Output the Merbridge passage verbatim, everything from "sockops for performance" down to "in the kernel.".

··· Provided passage

Merbridge - Accelerate your mesh with eBPF
Replacing iptables rules with eBPF allows transporting data directly from inbound sockets to outbound sockets, shortening the datapath between sidecars and services.
The secret of Istio’s abilities in traffic management, security, observability and policy is all in the Envoy proxy. Istio uses Envoy as the “sidecar” to intercept service traffic, with the kernel’s
netfilter packet filter functionality configured by iptables.
There are shortcomings in using iptables to perform this interception. Since netfilter is a highly versatile tool for filtering packets, several routing rules and data filtering processes are applied before reaching the destination socket. For example, from the network layer to the transport layer, netfilter will be used for processing for several times with the rules predefined, like
post_routing and etc. When the packet becomes a TCP packet or UDP packet, and is forwarded to user space, some additional steps like packet validation, protocol policy processing and destination socket searching will be performed. When a sidecar is configured to intercept traffic, the original data path can become very long, since duplicated steps are performed several times.
Over the past two years, eBPF has become a trending technology, and many projects based on eBPF have been released to the community. Tools like Cilium and Pixie show great use cases for eBPF in observability and network packet processing. With eBPF’s
redir capabilities, data packets can be processed efficiently by directly being transported from an inbound socket to an outbound socket. In an Istio mesh, it is possible to use eBPF to replace iptables rules, and accelerate the data plane by shortening the data path.
We have created an open source project called Merbridge, and by applying the following command to your Istio-managed cluster, you can use eBPF to achieve such network acceleration.
$ kubectl apply -f https://raw.githubusercontent.com/merbridge/merbridge/main/deploy/all-in-one.yaml
With Merbridge, the packet datapath can be shortened directly from one socket to another destination socket, and here’s how it works.
sockops for performance optimization
Network connection is essentially socket communication. eBPF provides a function
bpf_msg_redirect_hash, to directly forward the packets sent by the application in the inbound socket to the outbound socket. By entering the function mentioned before, developers can perform any logic to decide the packet destination. According to this characteristic, the datapath of packets can noticeably be optimized in the kernel.
sock_map is the crucial piece in recording information for packet forwarding. When a packet arrives, an existing socket is selected from the
sock_map to forward the packet to. As a result, we need to save all the socket information for packets to make the transportation process function properly. When there are new socket operations — like a new socket being created — the
sock_ops function is executed. The socket metadata is obtained and stored in the
sock_map to be used when processing packets. The common key type in the
sock_map is a “quadruple” of source and destination addresses and ports. With the key and the rules stored in the map, the destination socket will be found when a new packet arrives.
The Merbridge approach
Let’s introduce the detailed design and implementation principles of Merbridge step by step, with a real scenario.
Istio sidecar traffic interception based on iptables
When external traffic hits your application’s ports, it will be intercepted by a
PREROUTING rule in iptables, forwarded to port 15006 of the sidecar container, and handed over to Envoy for processing. This is shown as steps 1-4 in the red path in the above diagram.
Envoy processes the traffic using the policies issued by the Istio control plane. If allowed, the traffic will be sent to the actual container port of the application container.
When the application tries to access other services, it will be intercepted by an
OUTPUT rule in iptables, and then be forwarded to port 15001 of the sidecar container, where Envoy is listening. This is steps 9-12 on the red path, similar to inbound traffic processing.

······
··· Given information

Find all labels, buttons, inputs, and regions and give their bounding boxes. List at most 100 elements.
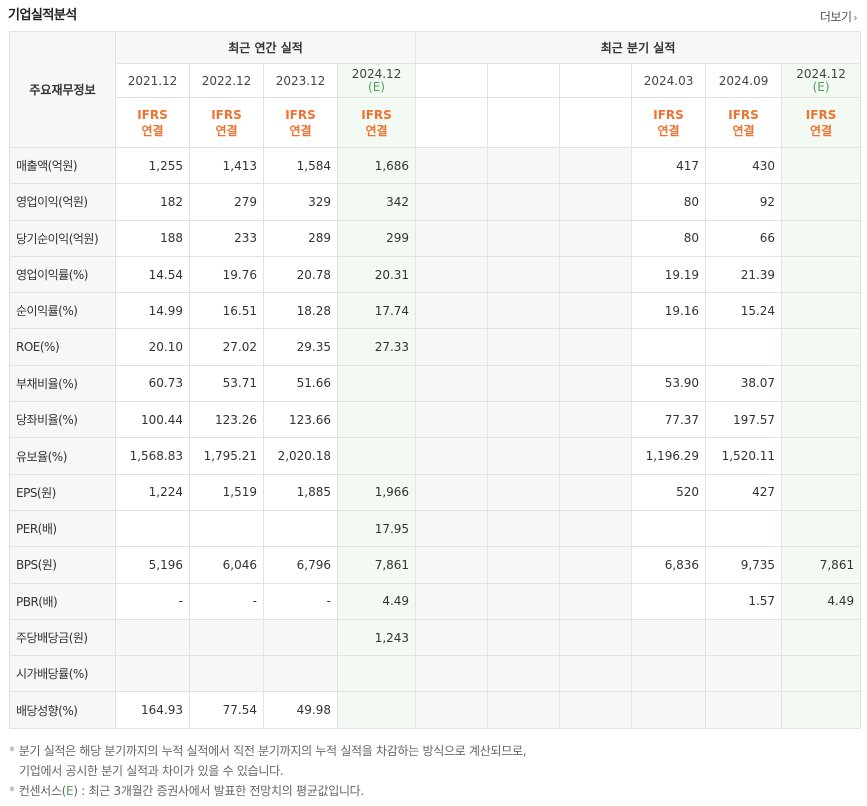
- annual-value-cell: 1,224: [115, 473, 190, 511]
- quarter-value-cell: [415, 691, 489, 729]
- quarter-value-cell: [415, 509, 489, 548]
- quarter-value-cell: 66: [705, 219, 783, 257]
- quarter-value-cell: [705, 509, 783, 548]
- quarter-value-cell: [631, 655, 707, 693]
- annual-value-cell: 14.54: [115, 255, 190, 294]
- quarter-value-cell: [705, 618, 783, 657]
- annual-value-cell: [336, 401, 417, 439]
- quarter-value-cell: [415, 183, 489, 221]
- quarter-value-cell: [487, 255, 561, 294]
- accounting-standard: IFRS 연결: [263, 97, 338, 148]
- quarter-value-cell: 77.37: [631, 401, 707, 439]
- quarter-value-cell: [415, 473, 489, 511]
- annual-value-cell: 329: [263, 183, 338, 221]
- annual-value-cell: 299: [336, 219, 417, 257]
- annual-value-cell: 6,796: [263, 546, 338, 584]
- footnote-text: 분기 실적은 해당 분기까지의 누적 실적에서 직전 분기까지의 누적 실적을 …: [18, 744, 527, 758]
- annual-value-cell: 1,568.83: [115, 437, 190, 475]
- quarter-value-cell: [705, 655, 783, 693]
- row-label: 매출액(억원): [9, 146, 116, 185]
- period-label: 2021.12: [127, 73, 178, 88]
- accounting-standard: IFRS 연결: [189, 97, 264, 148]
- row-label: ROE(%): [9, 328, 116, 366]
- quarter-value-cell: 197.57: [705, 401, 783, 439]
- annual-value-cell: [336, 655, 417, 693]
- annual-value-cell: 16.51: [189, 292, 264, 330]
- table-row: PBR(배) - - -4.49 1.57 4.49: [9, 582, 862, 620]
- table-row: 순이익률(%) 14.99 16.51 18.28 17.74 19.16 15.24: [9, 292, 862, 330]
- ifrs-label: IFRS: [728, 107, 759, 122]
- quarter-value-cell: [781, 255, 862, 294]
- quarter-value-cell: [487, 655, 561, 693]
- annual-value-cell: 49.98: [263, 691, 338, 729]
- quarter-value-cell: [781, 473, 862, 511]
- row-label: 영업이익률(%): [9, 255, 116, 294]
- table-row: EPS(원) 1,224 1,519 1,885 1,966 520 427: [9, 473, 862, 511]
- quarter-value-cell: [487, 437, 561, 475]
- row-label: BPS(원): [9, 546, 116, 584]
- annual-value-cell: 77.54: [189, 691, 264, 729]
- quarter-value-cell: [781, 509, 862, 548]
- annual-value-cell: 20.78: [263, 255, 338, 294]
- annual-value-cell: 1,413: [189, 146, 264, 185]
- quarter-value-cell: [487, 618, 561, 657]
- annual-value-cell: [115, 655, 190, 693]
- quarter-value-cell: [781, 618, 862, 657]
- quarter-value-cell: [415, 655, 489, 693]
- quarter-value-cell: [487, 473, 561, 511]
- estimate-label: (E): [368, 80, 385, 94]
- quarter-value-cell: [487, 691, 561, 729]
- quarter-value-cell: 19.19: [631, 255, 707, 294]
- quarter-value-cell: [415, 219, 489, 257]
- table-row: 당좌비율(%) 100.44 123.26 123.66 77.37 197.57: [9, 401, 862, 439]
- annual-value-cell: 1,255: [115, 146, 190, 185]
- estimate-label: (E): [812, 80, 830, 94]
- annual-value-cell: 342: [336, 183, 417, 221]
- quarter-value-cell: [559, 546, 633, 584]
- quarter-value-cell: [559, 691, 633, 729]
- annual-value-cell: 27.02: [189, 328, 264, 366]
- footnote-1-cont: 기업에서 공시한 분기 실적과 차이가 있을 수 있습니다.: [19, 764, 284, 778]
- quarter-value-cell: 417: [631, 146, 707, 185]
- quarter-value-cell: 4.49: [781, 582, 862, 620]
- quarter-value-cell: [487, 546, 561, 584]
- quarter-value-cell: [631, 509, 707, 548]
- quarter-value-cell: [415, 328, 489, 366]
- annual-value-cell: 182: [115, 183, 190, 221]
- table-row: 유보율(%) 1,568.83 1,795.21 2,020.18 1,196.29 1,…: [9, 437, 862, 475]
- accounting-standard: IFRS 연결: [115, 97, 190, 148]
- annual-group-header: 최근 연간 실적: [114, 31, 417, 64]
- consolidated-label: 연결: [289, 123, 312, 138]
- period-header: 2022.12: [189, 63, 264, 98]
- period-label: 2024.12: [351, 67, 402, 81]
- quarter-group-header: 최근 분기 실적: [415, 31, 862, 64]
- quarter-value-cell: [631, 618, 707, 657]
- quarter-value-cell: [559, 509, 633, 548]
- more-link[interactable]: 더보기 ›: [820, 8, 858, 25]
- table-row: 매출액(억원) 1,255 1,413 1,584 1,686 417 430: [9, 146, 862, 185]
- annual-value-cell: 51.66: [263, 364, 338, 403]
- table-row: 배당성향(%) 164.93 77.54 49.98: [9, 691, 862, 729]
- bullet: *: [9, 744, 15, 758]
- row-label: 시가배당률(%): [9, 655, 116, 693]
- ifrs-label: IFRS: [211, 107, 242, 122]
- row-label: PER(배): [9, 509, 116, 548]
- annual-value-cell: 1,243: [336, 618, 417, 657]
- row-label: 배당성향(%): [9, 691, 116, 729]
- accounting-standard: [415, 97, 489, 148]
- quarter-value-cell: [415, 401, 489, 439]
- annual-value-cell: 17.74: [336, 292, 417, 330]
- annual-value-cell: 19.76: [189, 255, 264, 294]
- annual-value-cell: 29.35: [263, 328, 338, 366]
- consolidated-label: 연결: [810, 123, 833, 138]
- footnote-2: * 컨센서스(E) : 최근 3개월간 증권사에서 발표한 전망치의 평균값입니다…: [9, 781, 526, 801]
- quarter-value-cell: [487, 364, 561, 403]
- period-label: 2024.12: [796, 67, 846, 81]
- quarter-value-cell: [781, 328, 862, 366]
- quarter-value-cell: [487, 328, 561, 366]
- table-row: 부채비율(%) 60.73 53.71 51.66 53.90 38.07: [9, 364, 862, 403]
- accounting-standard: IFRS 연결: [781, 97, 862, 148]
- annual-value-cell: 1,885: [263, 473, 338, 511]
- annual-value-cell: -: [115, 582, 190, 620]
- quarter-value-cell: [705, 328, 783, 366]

······
··· Given information

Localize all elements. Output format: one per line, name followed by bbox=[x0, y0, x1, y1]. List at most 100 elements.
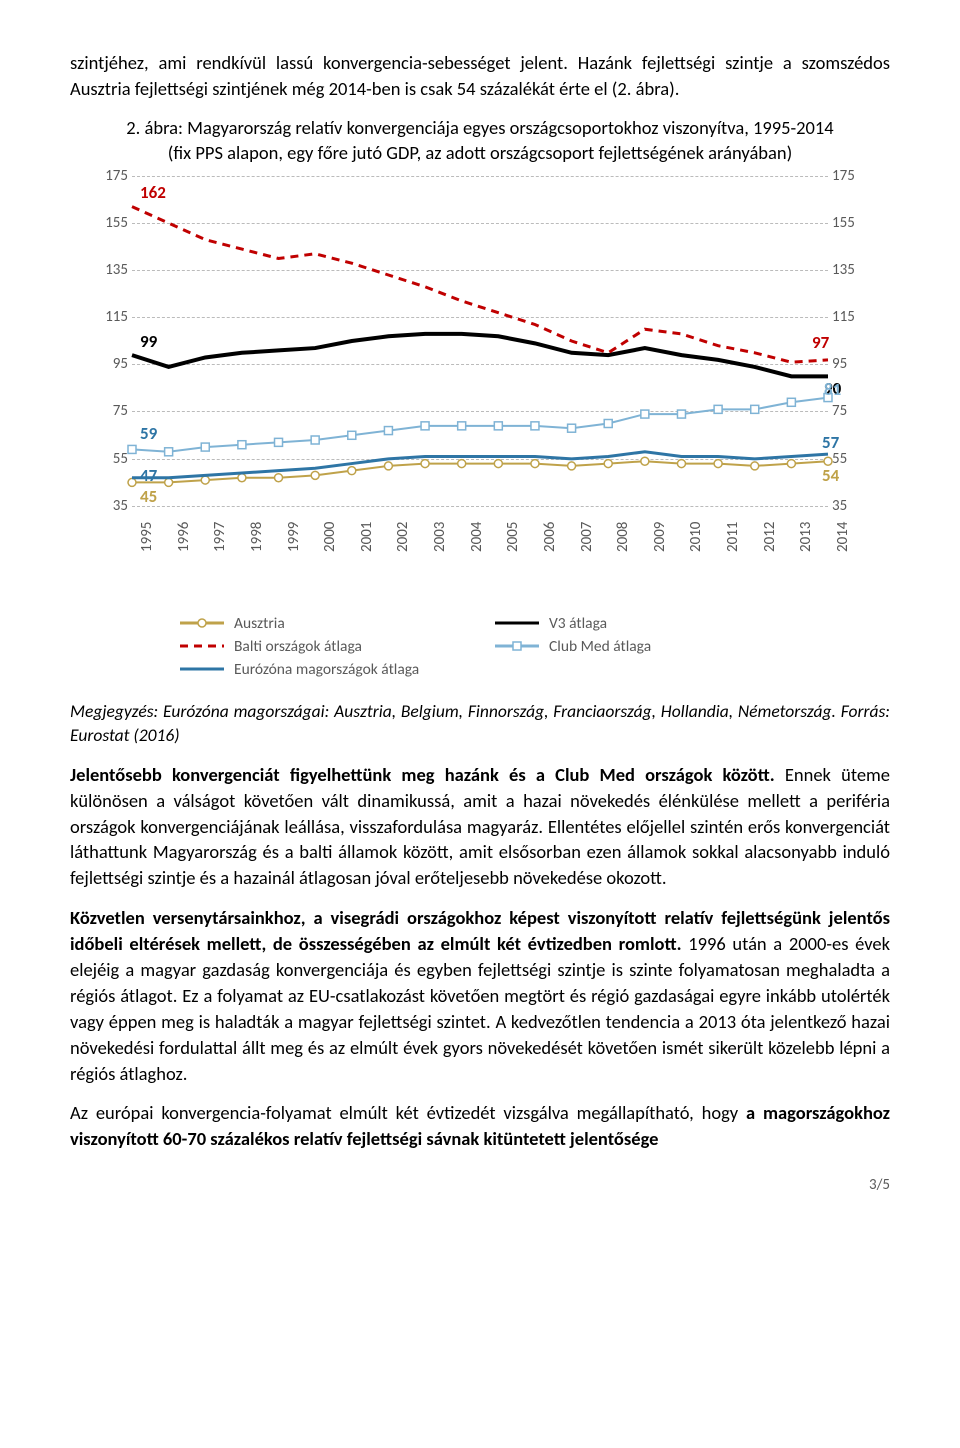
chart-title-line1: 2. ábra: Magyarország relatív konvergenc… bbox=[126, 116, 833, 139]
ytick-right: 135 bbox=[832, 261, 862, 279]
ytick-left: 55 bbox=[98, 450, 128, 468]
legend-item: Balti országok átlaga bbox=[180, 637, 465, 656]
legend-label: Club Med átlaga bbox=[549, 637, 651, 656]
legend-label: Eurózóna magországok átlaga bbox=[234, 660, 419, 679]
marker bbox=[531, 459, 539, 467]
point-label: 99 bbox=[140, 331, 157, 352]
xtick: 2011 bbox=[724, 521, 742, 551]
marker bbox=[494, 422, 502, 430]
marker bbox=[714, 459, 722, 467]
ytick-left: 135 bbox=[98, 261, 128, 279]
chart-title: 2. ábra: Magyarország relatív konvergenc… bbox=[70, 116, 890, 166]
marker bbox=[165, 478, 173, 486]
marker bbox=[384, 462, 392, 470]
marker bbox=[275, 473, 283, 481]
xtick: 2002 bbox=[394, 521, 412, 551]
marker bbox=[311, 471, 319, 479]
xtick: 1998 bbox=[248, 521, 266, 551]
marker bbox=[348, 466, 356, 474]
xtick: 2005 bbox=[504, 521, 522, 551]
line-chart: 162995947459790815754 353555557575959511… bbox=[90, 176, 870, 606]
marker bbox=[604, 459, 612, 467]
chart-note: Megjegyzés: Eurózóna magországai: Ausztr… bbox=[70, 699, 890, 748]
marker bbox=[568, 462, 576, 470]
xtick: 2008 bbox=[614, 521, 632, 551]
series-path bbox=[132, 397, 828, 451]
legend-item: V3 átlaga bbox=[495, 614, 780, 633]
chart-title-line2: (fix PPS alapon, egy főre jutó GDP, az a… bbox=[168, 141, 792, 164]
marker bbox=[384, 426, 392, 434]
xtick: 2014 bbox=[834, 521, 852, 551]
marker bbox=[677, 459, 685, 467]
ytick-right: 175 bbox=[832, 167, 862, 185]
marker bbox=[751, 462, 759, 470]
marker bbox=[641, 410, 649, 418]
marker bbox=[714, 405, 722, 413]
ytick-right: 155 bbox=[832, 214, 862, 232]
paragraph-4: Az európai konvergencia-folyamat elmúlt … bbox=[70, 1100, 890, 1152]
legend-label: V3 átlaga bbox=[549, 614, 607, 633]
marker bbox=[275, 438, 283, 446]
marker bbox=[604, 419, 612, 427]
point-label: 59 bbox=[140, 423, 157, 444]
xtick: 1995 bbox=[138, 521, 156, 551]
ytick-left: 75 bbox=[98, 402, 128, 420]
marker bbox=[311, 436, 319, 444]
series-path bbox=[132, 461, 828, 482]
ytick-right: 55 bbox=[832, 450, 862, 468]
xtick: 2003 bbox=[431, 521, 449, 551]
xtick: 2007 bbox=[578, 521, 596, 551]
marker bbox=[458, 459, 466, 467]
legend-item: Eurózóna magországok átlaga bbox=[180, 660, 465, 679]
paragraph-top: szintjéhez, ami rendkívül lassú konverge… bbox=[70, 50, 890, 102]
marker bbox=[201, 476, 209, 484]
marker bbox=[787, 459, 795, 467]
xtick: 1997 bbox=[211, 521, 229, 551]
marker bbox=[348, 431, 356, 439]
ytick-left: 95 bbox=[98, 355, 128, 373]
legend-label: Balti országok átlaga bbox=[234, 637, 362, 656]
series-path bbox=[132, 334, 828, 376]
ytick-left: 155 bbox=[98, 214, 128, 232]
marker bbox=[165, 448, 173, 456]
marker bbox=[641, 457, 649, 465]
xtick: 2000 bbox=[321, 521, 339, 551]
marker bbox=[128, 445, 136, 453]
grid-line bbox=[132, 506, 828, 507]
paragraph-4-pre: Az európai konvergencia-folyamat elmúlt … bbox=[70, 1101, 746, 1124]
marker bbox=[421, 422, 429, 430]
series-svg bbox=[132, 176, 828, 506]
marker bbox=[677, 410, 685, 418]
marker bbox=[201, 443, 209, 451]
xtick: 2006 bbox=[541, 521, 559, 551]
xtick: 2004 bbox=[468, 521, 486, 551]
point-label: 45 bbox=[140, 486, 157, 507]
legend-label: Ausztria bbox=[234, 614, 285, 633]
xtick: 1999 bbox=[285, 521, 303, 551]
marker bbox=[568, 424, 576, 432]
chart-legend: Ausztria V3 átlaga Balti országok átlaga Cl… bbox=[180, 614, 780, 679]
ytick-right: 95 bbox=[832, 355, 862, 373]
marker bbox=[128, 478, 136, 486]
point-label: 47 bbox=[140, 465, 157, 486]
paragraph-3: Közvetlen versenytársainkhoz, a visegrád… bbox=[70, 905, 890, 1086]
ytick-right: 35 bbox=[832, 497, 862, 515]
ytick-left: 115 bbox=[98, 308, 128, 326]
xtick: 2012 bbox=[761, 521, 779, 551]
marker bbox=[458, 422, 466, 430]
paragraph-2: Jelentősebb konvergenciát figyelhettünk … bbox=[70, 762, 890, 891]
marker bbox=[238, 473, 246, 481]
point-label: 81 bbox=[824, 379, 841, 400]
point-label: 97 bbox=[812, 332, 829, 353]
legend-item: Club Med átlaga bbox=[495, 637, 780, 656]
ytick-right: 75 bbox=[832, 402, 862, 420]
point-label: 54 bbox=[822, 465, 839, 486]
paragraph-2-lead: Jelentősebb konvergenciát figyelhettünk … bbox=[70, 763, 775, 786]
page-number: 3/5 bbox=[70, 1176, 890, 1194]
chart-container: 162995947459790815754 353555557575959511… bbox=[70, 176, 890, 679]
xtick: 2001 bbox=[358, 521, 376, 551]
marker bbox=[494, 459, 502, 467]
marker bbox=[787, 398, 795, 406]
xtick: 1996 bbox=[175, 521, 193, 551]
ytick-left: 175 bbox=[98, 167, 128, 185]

······
··· Given information

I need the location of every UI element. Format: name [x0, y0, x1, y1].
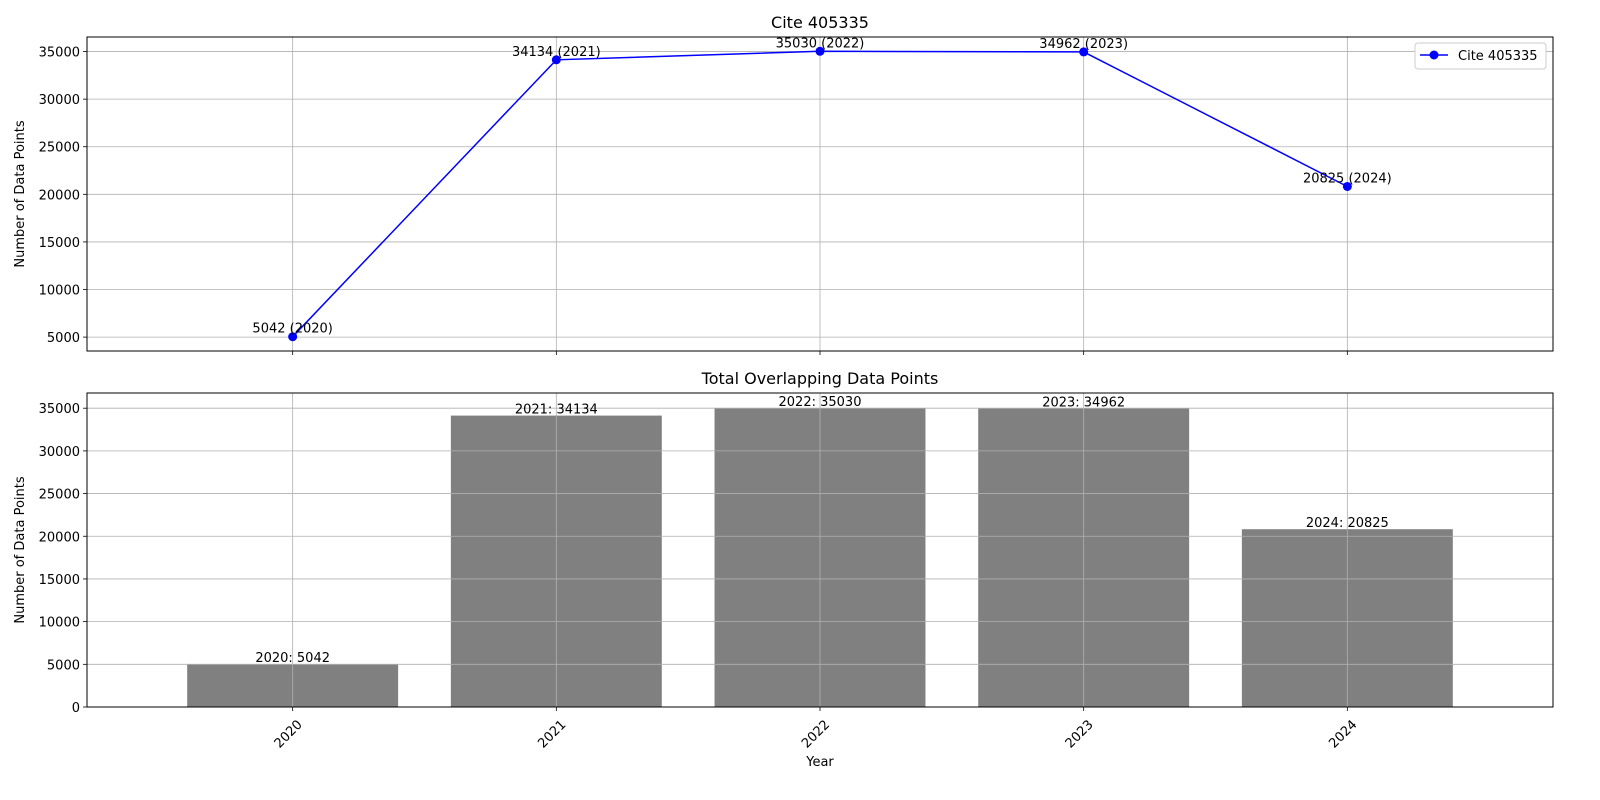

······

* [Answer to this problem]
sockops for performance optimization
Network connection is essentially socket communication. eBPF provides a function
bpf_msg_redirect_hash, to directly forward the packets sent by the application in the inbound socket to the outbound socket. By entering the function mentioned before, developers can perform any logic to decide the packet destination. According to this characteristic, the datapath of packets can noticeably be optimized in the kernel.